ABOUT THIS EXERCISE
Please print the records below exactly as they are.

*** Opening of RECORDS FOR THIS TASK ***

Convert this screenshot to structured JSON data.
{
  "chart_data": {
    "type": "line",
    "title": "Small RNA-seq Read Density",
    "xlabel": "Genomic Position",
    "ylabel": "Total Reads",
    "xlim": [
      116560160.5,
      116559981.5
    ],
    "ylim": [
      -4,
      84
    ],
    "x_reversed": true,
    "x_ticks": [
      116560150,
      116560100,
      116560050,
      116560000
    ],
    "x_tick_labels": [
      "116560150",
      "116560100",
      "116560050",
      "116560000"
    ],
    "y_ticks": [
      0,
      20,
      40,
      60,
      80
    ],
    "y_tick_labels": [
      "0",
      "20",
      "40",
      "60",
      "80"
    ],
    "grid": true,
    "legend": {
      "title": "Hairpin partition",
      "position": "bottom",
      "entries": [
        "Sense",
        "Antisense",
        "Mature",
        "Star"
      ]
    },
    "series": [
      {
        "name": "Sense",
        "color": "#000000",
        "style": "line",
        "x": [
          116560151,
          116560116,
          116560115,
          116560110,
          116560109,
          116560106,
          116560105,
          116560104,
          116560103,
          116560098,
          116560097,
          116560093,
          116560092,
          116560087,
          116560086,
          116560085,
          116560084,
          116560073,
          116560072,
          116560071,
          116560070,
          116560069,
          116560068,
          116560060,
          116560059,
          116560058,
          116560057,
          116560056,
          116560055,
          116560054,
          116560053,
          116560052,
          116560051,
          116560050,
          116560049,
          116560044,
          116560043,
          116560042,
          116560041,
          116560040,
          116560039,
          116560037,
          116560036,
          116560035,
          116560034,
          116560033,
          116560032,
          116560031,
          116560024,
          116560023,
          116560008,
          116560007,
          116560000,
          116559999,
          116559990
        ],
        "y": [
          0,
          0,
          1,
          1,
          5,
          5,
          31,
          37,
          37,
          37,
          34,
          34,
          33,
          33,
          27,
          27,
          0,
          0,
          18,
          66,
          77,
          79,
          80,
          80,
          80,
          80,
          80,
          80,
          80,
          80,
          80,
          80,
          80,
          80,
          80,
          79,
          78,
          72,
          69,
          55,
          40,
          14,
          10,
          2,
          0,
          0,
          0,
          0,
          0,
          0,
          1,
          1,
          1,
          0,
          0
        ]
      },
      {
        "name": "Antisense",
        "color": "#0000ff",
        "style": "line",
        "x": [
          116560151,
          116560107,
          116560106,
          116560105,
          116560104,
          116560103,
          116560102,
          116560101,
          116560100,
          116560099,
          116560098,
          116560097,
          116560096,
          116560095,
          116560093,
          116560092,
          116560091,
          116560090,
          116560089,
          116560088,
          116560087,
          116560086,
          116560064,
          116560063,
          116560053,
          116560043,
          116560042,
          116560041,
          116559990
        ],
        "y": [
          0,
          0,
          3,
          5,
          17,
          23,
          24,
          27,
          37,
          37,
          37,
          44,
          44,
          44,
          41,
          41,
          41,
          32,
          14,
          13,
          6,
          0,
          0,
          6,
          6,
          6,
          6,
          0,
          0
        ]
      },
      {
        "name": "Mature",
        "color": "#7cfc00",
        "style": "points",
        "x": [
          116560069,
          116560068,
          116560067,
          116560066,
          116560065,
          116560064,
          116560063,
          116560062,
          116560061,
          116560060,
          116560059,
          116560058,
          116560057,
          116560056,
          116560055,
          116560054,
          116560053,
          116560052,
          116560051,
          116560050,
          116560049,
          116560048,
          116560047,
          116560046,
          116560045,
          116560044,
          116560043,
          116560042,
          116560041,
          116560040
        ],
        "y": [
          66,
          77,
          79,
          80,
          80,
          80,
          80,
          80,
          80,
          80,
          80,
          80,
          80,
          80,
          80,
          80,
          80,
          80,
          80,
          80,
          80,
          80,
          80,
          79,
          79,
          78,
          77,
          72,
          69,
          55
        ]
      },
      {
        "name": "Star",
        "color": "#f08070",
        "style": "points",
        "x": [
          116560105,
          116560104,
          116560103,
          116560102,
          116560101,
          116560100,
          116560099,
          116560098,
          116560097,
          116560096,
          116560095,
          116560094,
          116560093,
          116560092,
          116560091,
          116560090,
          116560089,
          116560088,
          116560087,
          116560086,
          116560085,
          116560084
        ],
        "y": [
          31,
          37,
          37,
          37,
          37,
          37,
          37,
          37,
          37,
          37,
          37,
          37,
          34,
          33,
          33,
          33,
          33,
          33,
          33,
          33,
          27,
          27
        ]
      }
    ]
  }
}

*** Close of RECORDS FOR THIS TASK ***

COMPLETED TASK
Convert this screenshot to structured JSON data.
{
  "chart_data": {
    "type": "line",
    "title": "Small RNA-seq Read Density",
    "xlabel": "Genomic Position",
    "ylabel": "Total Reads",
    "xlim": [
      116560160.5,
      116559981.5
    ],
    "ylim": [
      -4,
      84
    ],
    "x_reversed": true,
    "x_ticks": [
      116560150,
      116560100,
      116560050,
      116560000
    ],
    "x_tick_labels": [
      "116560150",
      "116560100",
      "116560050",
      "116560000"
    ],
    "y_ticks": [
      0,
      20,
      40,
      60,
      80
    ],
    "y_tick_labels": [
      "0",
      "20",
      "40",
      "60",
      "80"
    ],
    "grid": true,
    "legend": {
      "title": "Hairpin partition",
      "position": "bottom",
      "entries": [
        "Sense",
        "Antisense",
        "Mature",
        "Star"
      ]
    },
    "series": [
      {
        "name": "Sense",
        "color": "#000000",
        "style": "line",
        "x": [
          116560151,
          116560116,
          116560115,
          116560110,
          116560109,
          116560106,
          116560105,
          116560104,
          116560103,
          116560098,
          116560097,
          116560093,
          116560092,
          116560087,
          116560086,
          116560085,
          116560084,
          116560073,
          116560072,
          116560071,
          116560070,
          116560069,
          116560068,
          116560060,
          116560059,
          116560058,
          116560057,
          116560056,
          116560055,
          116560054,
          116560053,
          116560052,
          116560051,
          116560050,
          116560049,
          116560044,
          116560043,
          116560042,
          116560041,
          116560040,
          116560039,
          116560037,
          116560036,
          116560035,
          116560034,
          116560033,
          116560032,
          116560031,
          116560024,
          116560023,
          116560008,
          116560007,
          116560000,
          116559999,
          116559990
        ],
        "y": [
          0,
          0,
          1,
          1,
          5,
          5,
          31,
          37,
          37,
          37,
          34,
          34,
          33,
          33,
          27,
          27,
          0,
          0,
          18,
          66,
          77,
          79,
          80,
          80,
          80,
          80,
          80,
          80,
          80,
          80,
          80,
          80,
          80,
          80,
          80,
          79,
          78,
          72,
          69,
          55,
          40,
          14,
          10,
          2,
          0,
          0,
          0,
          0,
          0,
          0,
          1,
          1,
          1,
          0,
          0
        ]
      },
      {
        "name": "Antisense",
        "color": "#0000ff",
        "style": "line",
        "x": [
          116560151,
          116560107,
          116560106,
          116560105,
          116560104,
          116560103,
          116560102,
          116560101,
          116560100,
          116560099,
          116560098,
          116560097,
          116560096,
          116560095,
          116560093,
          116560092,
          116560091,
          116560090,
          116560089,
          116560088,
          116560087,
          116560086,
          116560064,
          116560063,
          116560053,
          116560043,
          116560042,
          116560041,
          116559990
        ],
        "y": [
          0,
          0,
          3,
          5,
          17,
          23,
          24,
          27,
          37,
          37,
          37,
          44,
          44,
          44,
          41,
          41,
          41,
          32,
          14,
          13,
          6,
          0,
          0,
          6,
          6,
          6,
          6,
          0,
          0
        ]
      },
      {
        "name": "Mature",
        "color": "#7cfc00",
        "style": "points",
        "x": [
          116560069,
          116560068,
          116560067,
          116560066,
          116560065,
          116560064,
          116560063,
          116560062,
          116560061,
          116560060,
          116560059,
          116560058,
          116560057,
          116560056,
          116560055,
          116560054,
          116560053,
          116560052,
          116560051,
          116560050,
          116560049,
          116560048,
          116560047,
          116560046,
          116560045,
          116560044,
          116560043,
          116560042,
          116560041,
          116560040
        ],
        "y": [
          66,
          77,
          79,
          80,
          80,
          80,
          80,
          80,
          80,
          80,
          80,
          80,
          80,
          80,
          80,
          80,
          80,
          80,
          80,
          80,
          80,
          80,
          80,
          79,
          79,
          78,
          77,
          72,
          69,
          55
        ]
      },
      {
        "name": "Star",
        "color": "#f08070",
        "style": "points",
        "x": [
          116560105,
          116560104,
          116560103,
          116560102,
          116560101,
          116560100,
          116560099,
          116560098,
          116560097,
          116560096,
          116560095,
          116560094,
          116560093,
          116560092,
          116560091,
          116560090,
          116560089,
          116560088,
          116560087,
          116560086,
          116560085,
          116560084
        ],
        "y": [
          31,
          37,
          37,
          37,
          37,
          37,
          37,
          37,
          37,
          37,
          37,
          37,
          34,
          33,
          33,
          33,
          33,
          33,
          33,
          33,
          27,
          27
        ]
      }
    ]
  }
}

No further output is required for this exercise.